» **Task to carry out**: Copy the data below exactly.

Extracted records
───
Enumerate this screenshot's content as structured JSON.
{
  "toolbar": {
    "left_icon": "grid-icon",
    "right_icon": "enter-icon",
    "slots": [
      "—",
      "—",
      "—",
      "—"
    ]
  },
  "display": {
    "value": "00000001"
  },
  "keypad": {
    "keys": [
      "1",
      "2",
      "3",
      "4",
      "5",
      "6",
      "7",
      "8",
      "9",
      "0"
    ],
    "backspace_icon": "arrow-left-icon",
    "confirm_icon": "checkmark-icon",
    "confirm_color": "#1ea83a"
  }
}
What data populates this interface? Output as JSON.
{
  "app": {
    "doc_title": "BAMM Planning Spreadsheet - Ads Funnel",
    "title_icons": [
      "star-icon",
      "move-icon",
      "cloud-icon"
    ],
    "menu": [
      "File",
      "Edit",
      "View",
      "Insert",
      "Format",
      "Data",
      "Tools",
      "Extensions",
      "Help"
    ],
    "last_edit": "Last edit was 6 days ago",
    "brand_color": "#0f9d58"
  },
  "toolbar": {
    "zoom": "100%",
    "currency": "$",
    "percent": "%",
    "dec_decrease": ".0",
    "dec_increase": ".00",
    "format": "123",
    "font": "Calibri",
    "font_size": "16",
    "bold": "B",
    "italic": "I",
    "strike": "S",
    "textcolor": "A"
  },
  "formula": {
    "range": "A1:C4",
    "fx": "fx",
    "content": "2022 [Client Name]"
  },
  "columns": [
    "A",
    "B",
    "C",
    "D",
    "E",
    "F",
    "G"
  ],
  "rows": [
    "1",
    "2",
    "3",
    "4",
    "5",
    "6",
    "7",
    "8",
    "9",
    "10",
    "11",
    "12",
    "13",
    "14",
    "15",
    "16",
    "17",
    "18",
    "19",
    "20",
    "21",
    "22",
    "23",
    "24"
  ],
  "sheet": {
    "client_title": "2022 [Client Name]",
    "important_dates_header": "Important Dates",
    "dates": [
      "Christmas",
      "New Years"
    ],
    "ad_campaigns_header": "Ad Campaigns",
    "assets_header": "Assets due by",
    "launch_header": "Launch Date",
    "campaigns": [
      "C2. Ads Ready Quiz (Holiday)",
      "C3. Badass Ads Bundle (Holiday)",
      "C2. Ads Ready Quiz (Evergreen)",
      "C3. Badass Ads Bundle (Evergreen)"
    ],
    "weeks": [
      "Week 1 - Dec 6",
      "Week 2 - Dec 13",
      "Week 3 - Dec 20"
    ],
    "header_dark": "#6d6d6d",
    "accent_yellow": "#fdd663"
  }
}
───
» **Task result**:
Enumerate this screenshot's content as structured JSON.
{
  "toolbar": {
    "left_icon": "grid-icon",
    "right_icon": "enter-icon",
    "slots": [
      "—",
      "—",
      "—",
      "—"
    ]
  },
  "display": {
    "value": "00000001"
  },
  "keypad": {
    "keys": [
      "1",
      "2",
      "3",
      "4",
      "5",
      "6",
      "7",
      "8",
      "9",
      "0"
    ],
    "backspace_icon": "arrow-left-icon",
    "confirm_icon": "checkmark-icon",
    "confirm_color": "#1ea83a"
  }
}
What data populates this interface? Output as JSON.
{
  "app": {
    "doc_title": "BAMM Planning Spreadsheet - Ads Funnel",
    "title_icons": [
      "star-icon",
      "move-icon",
      "cloud-icon"
    ],
    "menu": [
      "File",
      "Edit",
      "View",
      "Insert",
      "Format",
      "Data",
      "Tools",
      "Extensions",
      "Help"
    ],
    "last_edit": "Last edit was 6 days ago",
    "brand_color": "#0f9d58"
  },
  "toolbar": {
    "zoom": "100%",
    "currency": "$",
    "percent": "%",
    "dec_decrease": ".0",
    "dec_increase": ".00",
    "format": "123",
    "font": "Calibri",
    "font_size": "16",
    "bold": "B",
    "italic": "I",
    "strike": "S",
    "textcolor": "A"
  },
  "formula": {
    "range": "A1:C4",
    "fx": "fx",
    "content": "2022 [Client Name]"
  },
  "columns": [
    "A",
    "B",
    "C",
    "D",
    "E",
    "F",
    "G"
  ],
  "rows": [
    "1",
    "2",
    "3",
    "4",
    "5",
    "6",
    "7",
    "8",
    "9",
    "10",
    "11",
    "12",
    "13",
    "14",
    "15",
    "16",
    "17",
    "18",
    "19",
    "20",
    "21",
    "22",
    "23",
    "24"
  ],
  "sheet": {
    "client_title": "2022 [Client Name]",
    "important_dates_header": "Important Dates",
    "dates": [
      "Christmas",
      "New Years"
    ],
    "ad_campaigns_header": "Ad Campaigns",
    "assets_header": "Assets due by",
    "launch_header": "Launch Date",
    "campaigns": [
      "C2. Ads Ready Quiz (Holiday)",
      "C3. Badass Ads Bundle (Holiday)",
      "C2. Ads Ready Quiz (Evergreen)",
      "C3. Badass Ads Bundle (Evergreen)"
    ],
    "weeks": [
      "Week 1 - Dec 6",
      "Week 2 - Dec 13",
      "Week 3 - Dec 20"
    ],
    "header_dark": "#6d6d6d",
    "accent_yellow": "#fdd663"
  }
}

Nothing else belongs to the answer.